» DIRECTION
Lift out each line of the data that holds "task".

» STORED RECORDS
++++++++

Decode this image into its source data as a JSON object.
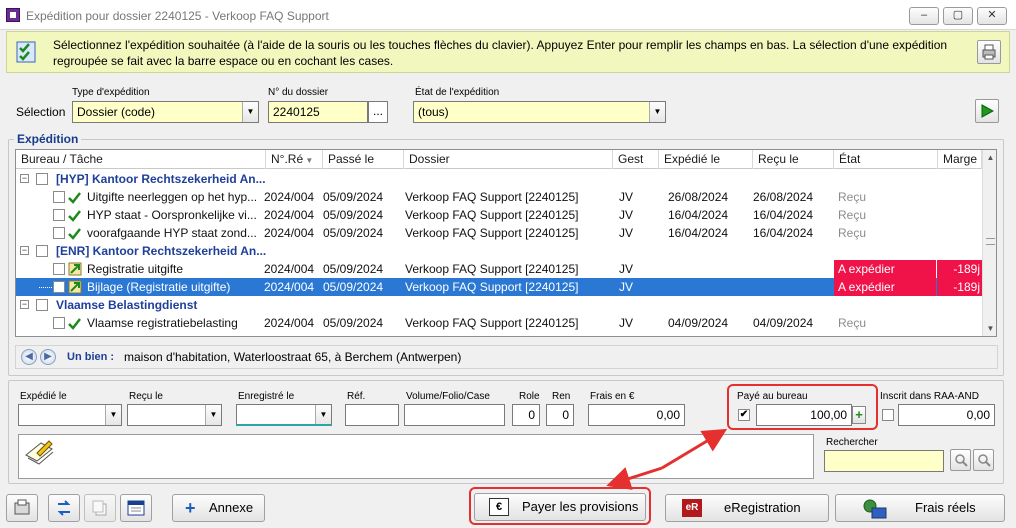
{
  "window": {
    "title": "Expédition pour dossier 2240125 - Verkoop FAQ Support",
    "minimize": "–",
    "maximize": "▢",
    "close": "✕"
  },
  "info": {
    "text": "Sélectionnez l'expédition souhaitée (à l'aide de la souris ou les touches flèches du clavier). Appuyez Enter pour remplir les champs en bas. La sélection d'une expédition regroupée se fait avec la barre espace ou en cochant les cases."
  },
  "selection": {
    "label": "Sélection",
    "type_label": "Type d'expédition",
    "type_value": "Dossier (code)",
    "dossier_label": "N° du dossier",
    "dossier_value": "2240125",
    "dossier_btn": "...",
    "state_label": "État de l'expédition",
    "state_value": "(tous)"
  },
  "expedition": {
    "title": "Expédition",
    "columns": [
      "Bureau / Tâche",
      "N°.Ré",
      "Passé le",
      "Dossier",
      "Gest",
      "Expédié le",
      "Reçu le",
      "État",
      "Marge"
    ],
    "groups": [
      {
        "name": "[HYP] Kantoor Rechtszekerheid An..."
      },
      {
        "name": "[ENR] Kantoor Rechtszekerheid An..."
      },
      {
        "name": "Vlaamse Belastingdienst"
      }
    ],
    "rows": [
      {
        "task": "Uitgifte neerleggen op het hyp...",
        "nre": "2024/004",
        "passe": "05/09/2024",
        "dossier": "Verkoop FAQ Support [2240125]",
        "gest": "JV",
        "expedie": "26/08/2024",
        "recu": "26/08/2024",
        "etat": "Reçu",
        "marge": ""
      },
      {
        "task": "HYP staat - Oorspronkelijke vi...",
        "nre": "2024/004",
        "passe": "05/09/2024",
        "dossier": "Verkoop FAQ Support [2240125]",
        "gest": "JV",
        "expedie": "16/04/2024",
        "recu": "16/04/2024",
        "etat": "Reçu",
        "marge": ""
      },
      {
        "task": "voorafgaande HYP staat zond...",
        "nre": "2024/004",
        "passe": "05/09/2024",
        "dossier": "Verkoop FAQ Support [2240125]",
        "gest": "JV",
        "expedie": "16/04/2024",
        "recu": "16/04/2024",
        "etat": "Reçu",
        "marge": ""
      },
      {
        "task": "Registratie uitgifte",
        "nre": "2024/004",
        "passe": "05/09/2024",
        "dossier": "Verkoop FAQ Support [2240125]",
        "gest": "JV",
        "expedie": "",
        "recu": "",
        "etat": "A expédier",
        "marge": "-189j"
      },
      {
        "task": "Bijlage (Registratie uitgifte)",
        "nre": "2024/004",
        "passe": "05/09/2024",
        "dossier": "Verkoop FAQ Support [2240125]",
        "gest": "JV",
        "expedie": "",
        "recu": "",
        "etat": "A expédier",
        "marge": "-189j"
      },
      {
        "task": "Vlaamse registratiebelasting",
        "nre": "2024/004",
        "passe": "05/09/2024",
        "dossier": "Verkoop FAQ Support [2240125]",
        "gest": "JV",
        "expedie": "04/09/2024",
        "recu": "04/09/2024",
        "etat": "Reçu",
        "marge": ""
      }
    ]
  },
  "bien": {
    "label": "Un bien :",
    "value": "maison d'habitation, Waterloostraat 65, à Berchem (Antwerpen)"
  },
  "form": {
    "expedie_label": "Expédié le",
    "recu_label": "Reçu le",
    "enregistre_label": "Enregistré le",
    "ref_label": "Réf.",
    "volume_label": "Volume/Folio/Case",
    "role_label": "Role",
    "role_value": "0",
    "ren_label": "Ren",
    "ren_value": "0",
    "frais_label": "Frais en €",
    "frais_value": "0,00",
    "paye_label": "Payé au bureau",
    "paye_value": "100,00",
    "paye_checked": "✔",
    "inscrit_label": "Inscrit dans RAA-AND",
    "inscrit_value": "0,00",
    "rechercher_label": "Rechercher"
  },
  "buttons": {
    "annexe": "Annexe",
    "payer": "Payer les provisions",
    "eregistration": "eRegistration",
    "eregistration_badge": "eR",
    "frais_reels": "Frais réels"
  },
  "colors": {
    "info_bg": "#f2f7bd",
    "field_bg": "#ffffc8",
    "group_text": "#1f3f9a",
    "selected_row": "#2a78d4",
    "status_red": "#f0134a",
    "highlight": "#e53030"
  }
}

++++++++

» EXERCISE OUTPUT
        "task": "Uitgifte neerleggen op het hyp...",
        "task": "HYP staat - Oorspronkelijke vi...",
        "task": "voorafgaande HYP staat zond...",
        "task": "Registratie uitgifte",
        "task": "Bijlage (Registratie uitgifte)",
        "task": "Vlaamse registratiebelasting",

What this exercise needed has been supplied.